Texte fourni ->
LNH : L’entêtement de Bettman coûte cher

 Au début octobre, certaines estimations établissaient la perte de revenus de la Ligue nationale de hockey à 100 millions de dollars, et cela, seulement pour l’annulation des matchs de l’avant-saison.

La semaine dernière, le fabricant de bière Molson-Coors avançait que le lockout décrété par la ligue allait sérieusement affecter ses revenus du quatrième trimestre, comparativement à ceux de l’an dernier. Bien sûr, Molson-Coors n’est pas à la veille de fermer ses portes dû à cette perte de revenus : au deuxième trimestre de 2012, la société Molson-Coors a enregistré des revenus de 197 millions de dollars. Bien que Molson-Coors reste une société commerciale en bonne santé financière, malgré la grève, le PDG de Molson-Coors, Peter Swinburn, a évoqué la semaine dernière la possibilité de demander à la ligue de rembourser le fabricant de bière pour la perte de revenus encourus par le lockout.

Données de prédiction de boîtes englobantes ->
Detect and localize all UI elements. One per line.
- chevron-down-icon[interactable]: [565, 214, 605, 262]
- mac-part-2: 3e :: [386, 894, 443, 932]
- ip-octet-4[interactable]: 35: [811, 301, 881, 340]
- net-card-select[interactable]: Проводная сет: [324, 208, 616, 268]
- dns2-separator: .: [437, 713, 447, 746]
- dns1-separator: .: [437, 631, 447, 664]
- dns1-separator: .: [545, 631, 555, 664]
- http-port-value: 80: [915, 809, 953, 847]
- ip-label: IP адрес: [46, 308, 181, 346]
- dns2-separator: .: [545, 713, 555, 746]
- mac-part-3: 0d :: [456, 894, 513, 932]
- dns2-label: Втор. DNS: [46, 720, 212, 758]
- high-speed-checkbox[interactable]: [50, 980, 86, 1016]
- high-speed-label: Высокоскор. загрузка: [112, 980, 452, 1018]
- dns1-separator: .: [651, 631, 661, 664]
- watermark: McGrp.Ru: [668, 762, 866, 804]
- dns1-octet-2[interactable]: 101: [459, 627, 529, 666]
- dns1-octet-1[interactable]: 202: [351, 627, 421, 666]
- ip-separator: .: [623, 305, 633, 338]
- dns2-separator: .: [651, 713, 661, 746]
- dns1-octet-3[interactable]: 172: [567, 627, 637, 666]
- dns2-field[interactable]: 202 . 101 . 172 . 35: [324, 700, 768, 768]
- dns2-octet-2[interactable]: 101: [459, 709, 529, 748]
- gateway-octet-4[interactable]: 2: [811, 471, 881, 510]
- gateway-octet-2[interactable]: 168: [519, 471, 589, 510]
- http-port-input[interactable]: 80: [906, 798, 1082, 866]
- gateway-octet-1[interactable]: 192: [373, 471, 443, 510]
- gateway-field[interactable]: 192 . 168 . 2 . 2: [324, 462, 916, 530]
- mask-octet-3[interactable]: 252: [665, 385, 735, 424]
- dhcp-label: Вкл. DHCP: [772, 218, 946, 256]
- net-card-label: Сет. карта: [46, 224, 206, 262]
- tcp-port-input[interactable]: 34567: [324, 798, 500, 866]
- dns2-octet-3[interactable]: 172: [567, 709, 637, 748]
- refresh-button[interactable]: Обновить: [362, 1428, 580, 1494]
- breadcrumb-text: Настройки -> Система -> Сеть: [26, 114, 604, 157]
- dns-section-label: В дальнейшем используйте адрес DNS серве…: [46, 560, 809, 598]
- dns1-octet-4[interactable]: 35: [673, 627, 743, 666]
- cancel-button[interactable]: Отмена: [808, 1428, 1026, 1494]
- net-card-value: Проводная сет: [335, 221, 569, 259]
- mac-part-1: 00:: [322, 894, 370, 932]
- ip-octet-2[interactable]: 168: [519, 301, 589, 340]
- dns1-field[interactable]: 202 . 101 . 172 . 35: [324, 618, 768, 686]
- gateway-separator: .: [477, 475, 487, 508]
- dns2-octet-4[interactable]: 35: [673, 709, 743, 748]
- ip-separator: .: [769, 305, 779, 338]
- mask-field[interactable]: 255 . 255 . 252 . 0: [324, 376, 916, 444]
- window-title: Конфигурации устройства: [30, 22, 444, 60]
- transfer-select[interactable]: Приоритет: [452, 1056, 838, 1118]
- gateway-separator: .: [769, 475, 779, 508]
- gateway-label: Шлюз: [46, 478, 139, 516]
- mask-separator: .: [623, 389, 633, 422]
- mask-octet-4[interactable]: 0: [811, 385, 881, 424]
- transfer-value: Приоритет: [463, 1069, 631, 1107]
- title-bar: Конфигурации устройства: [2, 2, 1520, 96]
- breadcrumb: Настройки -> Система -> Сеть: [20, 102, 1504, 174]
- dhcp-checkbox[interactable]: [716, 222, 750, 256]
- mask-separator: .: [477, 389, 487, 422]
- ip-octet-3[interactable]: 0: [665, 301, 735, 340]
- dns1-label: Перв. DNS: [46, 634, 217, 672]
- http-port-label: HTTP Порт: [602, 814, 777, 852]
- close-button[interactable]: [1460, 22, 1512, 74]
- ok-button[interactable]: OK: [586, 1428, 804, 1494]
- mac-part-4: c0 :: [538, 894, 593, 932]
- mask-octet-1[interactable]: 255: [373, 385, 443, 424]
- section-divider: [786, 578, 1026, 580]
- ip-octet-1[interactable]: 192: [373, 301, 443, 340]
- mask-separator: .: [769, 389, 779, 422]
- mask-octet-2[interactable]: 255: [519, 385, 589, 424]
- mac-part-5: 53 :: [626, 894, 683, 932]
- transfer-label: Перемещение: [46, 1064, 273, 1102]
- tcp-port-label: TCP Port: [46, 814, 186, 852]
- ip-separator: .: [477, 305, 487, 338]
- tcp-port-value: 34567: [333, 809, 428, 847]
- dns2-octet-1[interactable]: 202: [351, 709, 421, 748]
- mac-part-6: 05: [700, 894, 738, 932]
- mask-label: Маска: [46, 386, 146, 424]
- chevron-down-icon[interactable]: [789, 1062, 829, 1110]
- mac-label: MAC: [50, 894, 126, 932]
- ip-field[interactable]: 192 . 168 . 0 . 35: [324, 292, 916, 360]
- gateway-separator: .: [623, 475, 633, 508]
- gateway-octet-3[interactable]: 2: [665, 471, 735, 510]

Consignes de l'exercice ->
[a] D'après le texte sur le lockout de la LNH, à combien s'élevaient les revenus de Molson-Coors au deuxième trimestre de 2012 ?
[b] Dressez la liste complète des personnes et des organisations nommées dans le texte sur le lockout de la LNH.
[c] Prolongez le texte sur le lockout de la LNH en reprenant juste après sa dernière phrase.

Réponses par tâche ->
[a] Ils s'élevaient à 197 millions de dollars.

[b] Bettman, la Ligue nationale de hockey (LNH), Molson-Coors, Peter Swinburn

[c]
Il n’y a pas que les fabricants de bière, parmi les partenaires de la LNH, à qui le lockout fait mal. Les réseaux de télévision et les annonceurs sur ces réseaux ne savent plus sur quel pied danser. À la fin septembre, les directions de CBC et de TSN rappelaient qu’au Canada aucune autre programmation sportive ne pouvait remplacer l’auditoire qu’attire le hockey professionnel.

Si au Canada les dirigeants des réseaux de télévision qui diffusent les matchs de hockey ne sont pas inquiets quant au retour des cotes d’écoute une fois le conflit de travail réglé, aux États-Unis le défi risque d’être plus difficile à relever. Traditionnellement aux États-Unis, le public est plus attiré par la Ligue nationale de basketball que le hockey. Mais au cours des dernières années, la LNH avait réussi à mousser la popularité du hockey aux États-Unis, notamment en obtenant une contrat important de télédiffusion avec le réseau NBC, tout en progressant avec des réseaux comme ESPN et d’autres chaines spécialisées dans le sport.

C’est la quatrième fois, sous l’égide de Gary Bettman, que la négociation d’une entente avec les joueurs est à ce point litigieuse, allant jusqu’à l’annulation d’une saison complète en 2004-2005.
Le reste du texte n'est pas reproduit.